# Supplied material:
::::::::

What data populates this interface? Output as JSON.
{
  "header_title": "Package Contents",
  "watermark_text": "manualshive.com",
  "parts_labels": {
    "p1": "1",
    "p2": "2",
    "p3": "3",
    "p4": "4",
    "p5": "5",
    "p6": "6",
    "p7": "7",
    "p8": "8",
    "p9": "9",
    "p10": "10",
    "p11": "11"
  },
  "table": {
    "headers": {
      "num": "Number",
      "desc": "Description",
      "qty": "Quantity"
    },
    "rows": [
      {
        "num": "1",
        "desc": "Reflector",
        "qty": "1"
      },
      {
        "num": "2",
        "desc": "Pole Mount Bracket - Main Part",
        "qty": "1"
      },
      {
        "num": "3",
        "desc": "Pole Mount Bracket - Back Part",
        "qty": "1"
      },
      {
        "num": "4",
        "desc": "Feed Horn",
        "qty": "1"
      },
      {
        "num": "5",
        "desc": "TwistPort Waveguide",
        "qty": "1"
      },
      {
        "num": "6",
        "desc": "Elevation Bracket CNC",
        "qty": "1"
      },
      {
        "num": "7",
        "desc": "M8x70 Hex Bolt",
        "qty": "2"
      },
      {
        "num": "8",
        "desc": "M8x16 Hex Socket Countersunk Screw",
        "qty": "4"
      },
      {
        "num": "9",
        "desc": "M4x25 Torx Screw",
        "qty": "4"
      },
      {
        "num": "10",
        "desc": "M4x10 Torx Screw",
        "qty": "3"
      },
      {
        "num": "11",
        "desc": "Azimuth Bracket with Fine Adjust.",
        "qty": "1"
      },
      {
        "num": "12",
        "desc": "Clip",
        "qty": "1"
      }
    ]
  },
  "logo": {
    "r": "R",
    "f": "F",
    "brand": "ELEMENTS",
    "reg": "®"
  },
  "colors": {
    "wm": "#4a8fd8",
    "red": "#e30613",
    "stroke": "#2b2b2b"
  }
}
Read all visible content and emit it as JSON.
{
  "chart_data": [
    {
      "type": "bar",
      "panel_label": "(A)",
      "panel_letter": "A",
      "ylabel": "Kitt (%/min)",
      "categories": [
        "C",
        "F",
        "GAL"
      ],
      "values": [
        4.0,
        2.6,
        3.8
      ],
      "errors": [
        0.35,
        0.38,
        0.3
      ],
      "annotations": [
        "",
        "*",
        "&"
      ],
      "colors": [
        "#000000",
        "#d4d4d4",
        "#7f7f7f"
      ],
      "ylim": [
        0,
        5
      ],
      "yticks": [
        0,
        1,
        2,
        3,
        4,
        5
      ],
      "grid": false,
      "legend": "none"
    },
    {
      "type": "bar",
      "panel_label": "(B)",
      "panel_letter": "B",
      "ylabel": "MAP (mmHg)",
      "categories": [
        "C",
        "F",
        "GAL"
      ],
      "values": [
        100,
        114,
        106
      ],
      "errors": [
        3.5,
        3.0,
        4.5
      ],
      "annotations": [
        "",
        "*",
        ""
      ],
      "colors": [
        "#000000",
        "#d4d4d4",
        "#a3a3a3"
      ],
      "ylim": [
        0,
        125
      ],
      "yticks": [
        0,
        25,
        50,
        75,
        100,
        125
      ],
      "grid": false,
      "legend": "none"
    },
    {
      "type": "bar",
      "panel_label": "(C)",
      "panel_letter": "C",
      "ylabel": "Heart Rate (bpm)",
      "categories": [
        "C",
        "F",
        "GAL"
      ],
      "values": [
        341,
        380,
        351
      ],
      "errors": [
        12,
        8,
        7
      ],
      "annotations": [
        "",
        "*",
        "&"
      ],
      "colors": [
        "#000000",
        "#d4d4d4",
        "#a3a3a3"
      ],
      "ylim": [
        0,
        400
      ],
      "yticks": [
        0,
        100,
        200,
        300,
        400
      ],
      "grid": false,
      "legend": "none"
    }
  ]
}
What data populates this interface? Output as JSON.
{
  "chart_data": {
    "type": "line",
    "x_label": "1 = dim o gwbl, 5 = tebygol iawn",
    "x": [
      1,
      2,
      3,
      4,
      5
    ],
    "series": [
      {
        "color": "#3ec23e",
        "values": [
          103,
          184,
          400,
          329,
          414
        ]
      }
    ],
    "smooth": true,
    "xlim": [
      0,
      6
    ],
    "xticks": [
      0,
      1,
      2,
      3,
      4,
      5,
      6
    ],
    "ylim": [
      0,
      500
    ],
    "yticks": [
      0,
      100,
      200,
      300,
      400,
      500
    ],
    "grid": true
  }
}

::::::::

# Set exercise:
Write out the records above again, keeping each one identical to the original.

# Exercise response:
What data populates this interface? Output as JSON.
{
  "header_title": "Package Contents",
  "watermark_text": "manualshive.com",
  "parts_labels": {
    "p1": "1",
    "p2": "2",
    "p3": "3",
    "p4": "4",
    "p5": "5",
    "p6": "6",
    "p7": "7",
    "p8": "8",
    "p9": "9",
    "p10": "10",
    "p11": "11"
  },
  "table": {
    "headers": {
      "num": "Number",
      "desc": "Description",
      "qty": "Quantity"
    },
    "rows": [
      {
        "num": "1",
        "desc": "Reflector",
        "qty": "1"
      },
      {
        "num": "2",
        "desc": "Pole Mount Bracket - Main Part",
        "qty": "1"
      },
      {
        "num": "3",
        "desc": "Pole Mount Bracket - Back Part",
        "qty": "1"
      },
      {
        "num": "4",
        "desc": "Feed Horn",
        "qty": "1"
      },
      {
        "num": "5",
        "desc": "TwistPort Waveguide",
        "qty": "1"
      },
      {
        "num": "6",
        "desc": "Elevation Bracket CNC",
        "qty": "1"
      },
      {
        "num": "7",
        "desc": "M8x70 Hex Bolt",
        "qty": "2"
      },
      {
        "num": "8",
        "desc": "M8x16 Hex Socket Countersunk Screw",
        "qty": "4"
      },
      {
        "num": "9",
        "desc": "M4x25 Torx Screw",
        "qty": "4"
      },
      {
        "num": "10",
        "desc": "M4x10 Torx Screw",
        "qty": "3"
      },
      {
        "num": "11",
        "desc": "Azimuth Bracket with Fine Adjust.",
        "qty": "1"
      },
      {
        "num": "12",
        "desc": "Clip",
        "qty": "1"
      }
    ]
  },
  "logo": {
    "r": "R",
    "f": "F",
    "brand": "ELEMENTS",
    "reg": "®"
  },
  "colors": {
    "wm": "#4a8fd8",
    "red": "#e30613",
    "stroke": "#2b2b2b"
  }
}
Read all visible content and emit it as JSON.
{
  "chart_data": [
    {
      "type": "bar",
      "panel_label": "(A)",
      "panel_letter": "A",
      "ylabel": "Kitt (%/min)",
      "categories": [
        "C",
        "F",
        "GAL"
      ],
      "values": [
        4.0,
        2.6,
        3.8
      ],
      "errors": [
        0.35,
        0.38,
        0.3
      ],
      "annotations": [
        "",
        "*",
        "&"
      ],
      "colors": [
        "#000000",
        "#d4d4d4",
        "#7f7f7f"
      ],
      "ylim": [
        0,
        5
      ],
      "yticks": [
        0,
        1,
        2,
        3,
        4,
        5
      ],
      "grid": false,
      "legend": "none"
    },
    {
      "type": "bar",
      "panel_label": "(B)",
      "panel_letter": "B",
      "ylabel": "MAP (mmHg)",
      "categories": [
        "C",
        "F",
        "GAL"
      ],
      "values": [
        100,
        114,
        106
      ],
      "errors": [
        3.5,
        3.0,
        4.5
      ],
      "annotations": [
        "",
        "*",
        ""
      ],
      "colors": [
        "#000000",
        "#d4d4d4",
        "#a3a3a3"
      ],
      "ylim": [
        0,
        125
      ],
      "yticks": [
        0,
        25,
        50,
        75,
        100,
        125
      ],
      "grid": false,
      "legend": "none"
    },
    {
      "type": "bar",
      "panel_label": "(C)",
      "panel_letter": "C",
      "ylabel": "Heart Rate (bpm)",
      "categories": [
        "C",
        "F",
        "GAL"
      ],
      "values": [
        341,
        380,
        351
      ],
      "errors": [
        12,
        8,
        7
      ],
      "annotations": [
        "",
        "*",
        "&"
      ],
      "colors": [
        "#000000",
        "#d4d4d4",
        "#a3a3a3"
      ],
      "ylim": [
        0,
        400
      ],
      "yticks": [
        0,
        100,
        200,
        300,
        400
      ],
      "grid": false,
      "legend": "none"
    }
  ]
}
What data populates this interface? Output as JSON.
{
  "chart_data": {
    "type": "line",
    "x_label": "1 = dim o gwbl, 5 = tebygol iawn",
    "x": [
      1,
      2,
      3,
      4,
      5
    ],
    "series": [
      {
        "color": "#3ec23e",
        "values": [
          103,
          184,
          400,
          329,
          414
        ]
      }
    ],
    "smooth": true,
    "xlim": [
      0,
      6
    ],
    "xticks": [
      0,
      1,
      2,
      3,
      4,
      5,
      6
    ],
    "ylim": [
      0,
      500
    ],
    "yticks": [
      0,
      100,
      200,
      300,
      400,
      500
    ],
    "grid": true
  }
}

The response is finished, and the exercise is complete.